* _Dataset records_
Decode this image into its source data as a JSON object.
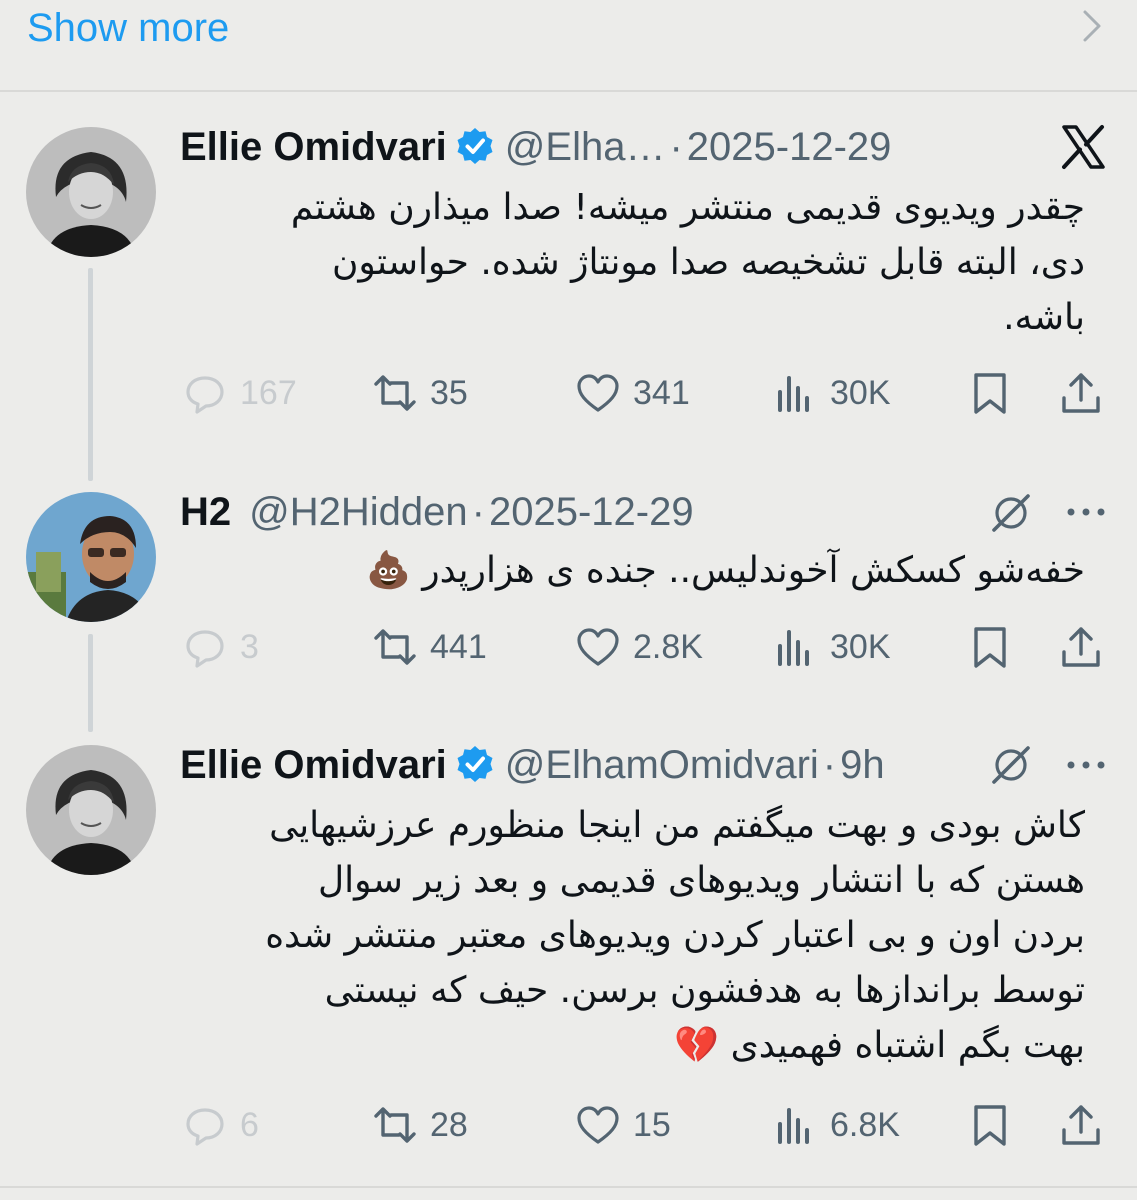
{
  "show_more": {
    "label": "Show more"
  },
  "tweets": [
    {
      "name": "Ellie Omidvari",
      "verified": true,
      "handle": "@Elha…",
      "separator": "·",
      "date": "2025-12-29",
      "corner_icon": "x-logo-icon",
      "text_lines": [
        "چقدر ویدیوی قدیمی منتشر میشه! صدا میذارن هشتم",
        "دی، البته قابل تشخیصه صدا مونتاژ شده. حواستون",
        "باشه."
      ],
      "replies": "167",
      "reposts": "35",
      "likes": "341",
      "views": "30K"
    },
    {
      "name": "H2",
      "verified": false,
      "handle": "@H2Hidden",
      "separator": "·",
      "date": "2025-12-29",
      "corner_icon": "grok-icon",
      "text_lines": [
        "خفه‌شو کسکش آخوندلیس.. جنده ی هزارپدر 💩"
      ],
      "replies": "3",
      "reposts": "441",
      "likes": "2.8K",
      "views": "30K"
    },
    {
      "name": "Ellie Omidvari",
      "verified": true,
      "handle": "@ElhamOmidvari",
      "separator": "·",
      "date": "9h",
      "corner_icon": "grok-icon",
      "text_lines": [
        "کاش بودی و بهت میگفتم من اینجا منظورم عرزشیهایی",
        "هستن که با انتشار ویدیوهای قدیمی و بعد زیر سوال",
        "بردن اون و بی اعتبار کردن ویدیوهای معتبر منتشر شده",
        "توسط براندازها به هدفشون برسن. حیف که نیستی",
        "بهت بگم اشتباه فهمیدی 💔"
      ],
      "replies": "6",
      "reposts": "28",
      "likes": "15",
      "views": "6.8K"
    }
  ],
  "colors": {
    "accent": "#1d9bf0",
    "muted": "#536471",
    "background": "#ececea"
  }
}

* _Short exercise_
Give the number of lines in the records that contain the string "handle", with no other output.

* _Result below_
3